(Dataset rows about figures)
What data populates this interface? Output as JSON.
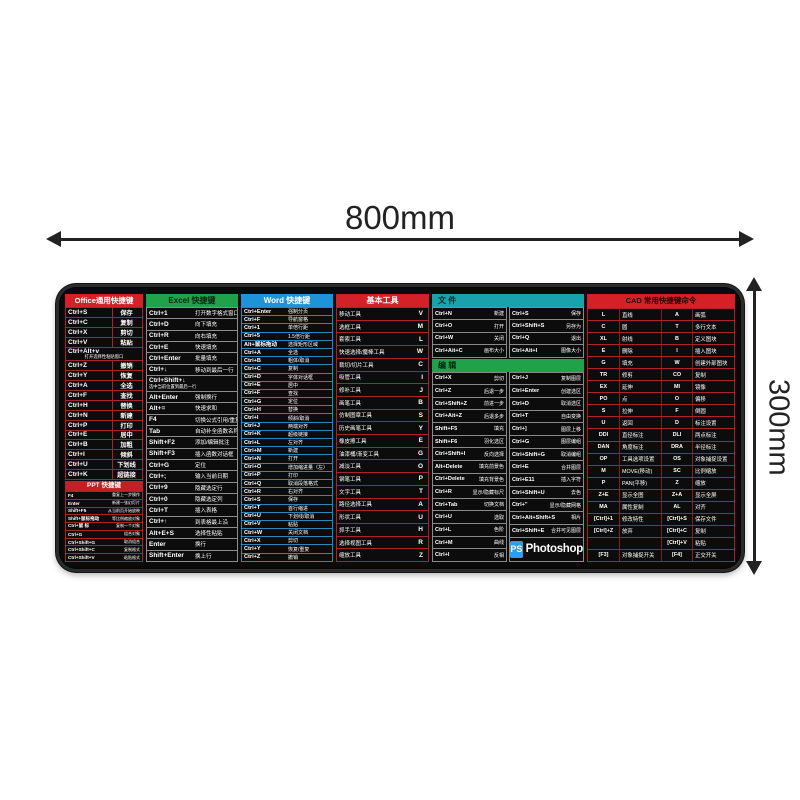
{
  "annotations": {
    "width_label": "800mm",
    "height_label": "300mm"
  },
  "colors": {
    "office_header": "#d42127",
    "ppt_header": "#c41f25",
    "excel_header": "#1fa24a",
    "word_header": "#1e93d7",
    "tools_header": "#d42127",
    "file_header": "#18a2ab",
    "edit_header": "#1fa24a",
    "cad_header": "#d42127",
    "ps_blue": "#2aa0e8",
    "pad_surface": "#0c0c0c",
    "dimension_ink": "#222222"
  },
  "pad": {
    "office": {
      "title": "Office通用快捷键",
      "rows": [
        {
          "k": "Ctrl+S",
          "v": "保存"
        },
        {
          "k": "Ctrl+C",
          "v": "复制"
        },
        {
          "k": "Ctrl+X",
          "v": "剪切"
        },
        {
          "k": "Ctrl+V",
          "v": "粘贴"
        },
        {
          "k": "Ctrl+Alt+v",
          "sub": "打开选择性粘贴窗口"
        },
        {
          "k": "Ctrl+Z",
          "v": "撤销"
        },
        {
          "k": "Ctrl+Y",
          "v": "恢复"
        },
        {
          "k": "Ctrl+A",
          "v": "全选"
        },
        {
          "k": "Ctrl+F",
          "v": "查找"
        },
        {
          "k": "Ctrl+H",
          "v": "替换"
        },
        {
          "k": "Ctrl+N",
          "v": "新建"
        },
        {
          "k": "Ctrl+P",
          "v": "打印"
        },
        {
          "k": "Ctrl+E",
          "v": "居中"
        },
        {
          "k": "Ctrl+B",
          "v": "加粗"
        },
        {
          "k": "Ctrl+I",
          "v": "倾斜"
        },
        {
          "k": "Ctrl+U",
          "v": "下划线"
        },
        {
          "k": "Ctrl+K",
          "v": "超链接"
        }
      ]
    },
    "ppt": {
      "title": "PPT 快捷键",
      "rows": [
        {
          "k": "F4",
          "v": "重复上一步操作"
        },
        {
          "k": "Enter",
          "v": "新建一张幻灯片"
        },
        {
          "k": "Shift+F5",
          "v": "从当前页开始放映"
        },
        {
          "k": "Shift+鼠标拖动",
          "v": "等比例缩放对象"
        },
        {
          "k": "Ctrl+鼠 标",
          "v": "复制一个对象"
        },
        {
          "k": "Ctrl+G",
          "v": "组合对象"
        },
        {
          "k": "Ctrl+Shift+G",
          "v": "取消组合"
        },
        {
          "k": "Ctrl+Shift+C",
          "v": "复制格式"
        },
        {
          "k": "Ctrl+Shift+V",
          "v": "粘贴格式"
        }
      ]
    },
    "excel": {
      "title": "Excel 快捷键",
      "rows": [
        {
          "k": "Ctrl+1",
          "v": "打开数字格式窗口"
        },
        {
          "k": "Ctrl+D",
          "v": "向下填充"
        },
        {
          "k": "Ctrl+R",
          "v": "向右填充"
        },
        {
          "k": "Ctrl+E",
          "v": "快速填充"
        },
        {
          "k": "Ctrl+Enter",
          "v": "批量填充"
        },
        {
          "k": "Ctrl+↓",
          "v": "移动到最后一行"
        },
        {
          "k": "Ctrl+Shift+↓",
          "sub": "选中当前位置到最后一行"
        },
        {
          "k": "Alt+Enter",
          "v": "强制换行"
        },
        {
          "k": "Alt+=",
          "v": "快速求和"
        },
        {
          "k": "F4",
          "v": "切换公式引用/重复上"
        },
        {
          "k": "Tab",
          "v": "自动补全函数名称"
        },
        {
          "k": "Shift+F2",
          "v": "添加/编辑批注"
        },
        {
          "k": "Shift+F3",
          "v": "插入函数对话框"
        },
        {
          "k": "Ctrl+G",
          "v": "定位"
        },
        {
          "k": "Ctrl+;",
          "v": "输入当前日期"
        },
        {
          "k": "Ctrl+9",
          "v": "隐藏选定行"
        },
        {
          "k": "Ctrl+0",
          "v": "隐藏选定列"
        },
        {
          "k": "Ctrl+T",
          "v": "插入表格"
        },
        {
          "k": "Ctrl+↑",
          "v": "到表格最上沿"
        },
        {
          "k": "Alt+E+S",
          "v": "选择性粘贴"
        },
        {
          "k": "Enter",
          "v": "换行"
        },
        {
          "k": "Shift+Enter",
          "v": "换上行"
        }
      ]
    },
    "word": {
      "title": "Word 快捷键",
      "rows": [
        {
          "k": "Ctrl+Enter",
          "v": "强制分页"
        },
        {
          "k": "Ctrl+F",
          "v": "导航窗格"
        },
        {
          "k": "Ctrl+1",
          "v": "单倍行距"
        },
        {
          "k": "Ctrl+5",
          "v": "1.5倍行距"
        },
        {
          "k": "Alt+鼠标拖动",
          "v": "选择矩形区域"
        },
        {
          "k": "Ctrl+A",
          "v": "全选"
        },
        {
          "k": "Ctrl+B",
          "v": "粗体/取消"
        },
        {
          "k": "Ctrl+C",
          "v": "复制"
        },
        {
          "k": "Ctrl+D",
          "v": "字体对话框"
        },
        {
          "k": "Ctrl+E",
          "v": "居中"
        },
        {
          "k": "Ctrl+F",
          "v": "查找"
        },
        {
          "k": "Ctrl+G",
          "v": "定位"
        },
        {
          "k": "Ctrl+H",
          "v": "替换"
        },
        {
          "k": "Ctrl+I",
          "v": "倾斜/取消"
        },
        {
          "k": "Ctrl+J",
          "v": "两端对齐"
        },
        {
          "k": "Ctrl+K",
          "v": "超级链接"
        },
        {
          "k": "Ctrl+L",
          "v": "左对齐"
        },
        {
          "k": "Ctrl+M",
          "v": "新建"
        },
        {
          "k": "Ctrl+N",
          "v": "打开"
        },
        {
          "k": "Ctrl+O",
          "v": "增加缩进量（左）"
        },
        {
          "k": "Ctrl+P",
          "v": "打印"
        },
        {
          "k": "Ctrl+Q",
          "v": "取消段落格式"
        },
        {
          "k": "Ctrl+R",
          "v": "右对齐"
        },
        {
          "k": "Ctrl+S",
          "v": "保存"
        },
        {
          "k": "Ctrl+T",
          "v": "首行缩进"
        },
        {
          "k": "Ctrl+U",
          "v": "下划线/取消"
        },
        {
          "k": "Ctrl+V",
          "v": "粘贴"
        },
        {
          "k": "Ctrl+W",
          "v": "关闭文档"
        },
        {
          "k": "Ctrl+X",
          "v": "剪切"
        },
        {
          "k": "Ctrl+Y",
          "v": "恢复/重复"
        },
        {
          "k": "Ctrl+Z",
          "v": "撤销"
        }
      ]
    },
    "tools": {
      "title": "基本工具",
      "rows": [
        {
          "k": "V",
          "v": "移动工具"
        },
        {
          "k": "M",
          "v": "选框工具"
        },
        {
          "k": "L",
          "v": "套索工具"
        },
        {
          "k": "W",
          "v": "快速选择/魔棒工具"
        },
        {
          "k": "C",
          "v": "裁切/切片工具"
        },
        {
          "k": "I",
          "v": "吸管工具"
        },
        {
          "k": "J",
          "v": "修补工具"
        },
        {
          "k": "B",
          "v": "画笔工具"
        },
        {
          "k": "S",
          "v": "仿制图章工具"
        },
        {
          "k": "Y",
          "v": "历史画笔工具"
        },
        {
          "k": "E",
          "v": "橡皮擦工具"
        },
        {
          "k": "G",
          "v": "油漆桶/渐变工具"
        },
        {
          "k": "O",
          "v": "减淡工具"
        },
        {
          "k": "P",
          "v": "钢笔工具"
        },
        {
          "k": "T",
          "v": "文字工具"
        },
        {
          "k": "A",
          "v": "路径选择工具"
        },
        {
          "k": "U",
          "v": "形状工具"
        },
        {
          "k": "H",
          "v": "抓手工具"
        },
        {
          "k": "R",
          "v": "选择视图工具"
        },
        {
          "k": "Z",
          "v": "缩放工具"
        }
      ]
    },
    "file": {
      "title": "文 件",
      "left": [
        {
          "k": "Ctrl+N",
          "v": "新建"
        },
        {
          "k": "Ctrl+O",
          "v": "打开"
        },
        {
          "k": "Ctrl+W",
          "v": "关闭"
        },
        {
          "k": "Ctrl+Ait+C",
          "v": "画布大小"
        }
      ],
      "right": [
        {
          "k": "Ctrl+S",
          "v": "保存"
        },
        {
          "k": "Ctrl+Shift+S",
          "v": "另存为"
        },
        {
          "k": "Ctrl+Q",
          "v": "退出"
        },
        {
          "k": "Ctrl+Ait+I",
          "v": "图像大小"
        }
      ]
    },
    "edit": {
      "title": "编 辑",
      "left": [
        {
          "k": "Ctrl+X",
          "v": "剪切"
        },
        {
          "k": "Ctrl+Z",
          "v": "后退一步"
        },
        {
          "k": "Ctrl+Shift+Z",
          "v": "前进一步"
        },
        {
          "k": "Ctrl+Ait+Z",
          "v": "后退多步"
        },
        {
          "k": "Shift+F5",
          "v": "填充"
        },
        {
          "k": "Shift+F6",
          "v": "羽化选区"
        },
        {
          "k": "Ctrl+Shift+I",
          "v": "反向选择"
        },
        {
          "k": "Alt+Delete",
          "v": "填充前景色"
        },
        {
          "k": "Ctrl+Delete",
          "v": "填充背景色"
        },
        {
          "k": "Ctrl+R",
          "v": "显示/隐藏标尺"
        },
        {
          "k": "Ctrl+Tab",
          "v": "切换文档"
        },
        {
          "k": "Ctrl+U",
          "v": "选取"
        },
        {
          "k": "Ctrl+L",
          "v": "色阶"
        },
        {
          "k": "Ctrl+M",
          "v": "曲线"
        },
        {
          "k": "Ctrl+I",
          "v": "反相"
        }
      ],
      "right": [
        {
          "k": "Ctrl+J",
          "v": "复制图层"
        },
        {
          "k": "Ctrl+Enter",
          "v": "创建选区"
        },
        {
          "k": "Ctrl+D",
          "v": "取消选区"
        },
        {
          "k": "Ctrl+T",
          "v": "自由变换"
        },
        {
          "k": "Ctrl+]",
          "v": "图层上移"
        },
        {
          "k": "Ctrl+G",
          "v": "图层编组"
        },
        {
          "k": "Ctrl+Shift+G",
          "v": "取消编组"
        },
        {
          "k": "Ctrl+E",
          "v": "合并图层"
        },
        {
          "k": "Ctrl+E11",
          "v": "插入字符"
        },
        {
          "k": "Ctrl+Shift+U",
          "v": "去色"
        },
        {
          "k": "Ctrl+\"",
          "v": "显示/隐藏网格"
        },
        {
          "k": "Ctrl+Alt+Shift+S",
          "v": "相片"
        },
        {
          "k": "Ctrl+Shift+E",
          "v": "合并可见图层"
        }
      ]
    },
    "cad": {
      "title": "CAD 常用快捷键命令",
      "rows": [
        [
          "L",
          "直线",
          "A",
          "画弧"
        ],
        [
          "C",
          "圆",
          "T",
          "多行文本"
        ],
        [
          "XL",
          "射线",
          "B",
          "定义图块"
        ],
        [
          "E",
          "删除",
          "I",
          "插入图块"
        ],
        [
          "G",
          "填充",
          "W",
          "创建外部图块"
        ],
        [
          "TR",
          "修剪",
          "CO",
          "复制"
        ],
        [
          "EX",
          "延伸",
          "MI",
          "镜像"
        ],
        [
          "PO",
          "点",
          "O",
          "偏移"
        ],
        [
          "S",
          "拉伸",
          "F",
          "倒圆"
        ],
        [
          "U",
          "返回",
          "D",
          "标注设置"
        ],
        [
          "DDI",
          "直径标注",
          "DLI",
          "两点标注"
        ],
        [
          "DAN",
          "角度标注",
          "DRA",
          "半径标注"
        ],
        [
          "OP",
          "工具选项设置",
          "OS",
          "对象捕捉设置"
        ],
        [
          "M",
          "MOVE(移动)",
          "SC",
          "比例缩放"
        ],
        [
          "P",
          "PAN(平移)",
          "Z",
          "缩放"
        ],
        [
          "Z+E",
          "显示全图",
          "Z+A",
          "显示全屏"
        ],
        [
          "MA",
          "属性复制",
          "AL",
          "对齐"
        ],
        [
          "[Ctrl]+1",
          "修改特性",
          "[Ctrl]+S",
          "保存文件"
        ],
        [
          "[Ctrl]+Z",
          "放弃",
          "[Ctrl]+C",
          "复制"
        ],
        [
          "",
          "",
          "[Ctrl]+V",
          "粘贴"
        ],
        [
          "[F3]",
          "对象捕捉开关",
          "[F4]",
          "正交开关"
        ]
      ]
    },
    "logo": {
      "badge": "PS",
      "text": "Photoshop"
    }
  }
}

Written request »
Tell how many lines in the material above include the word "title", giving the number only.

The output »
8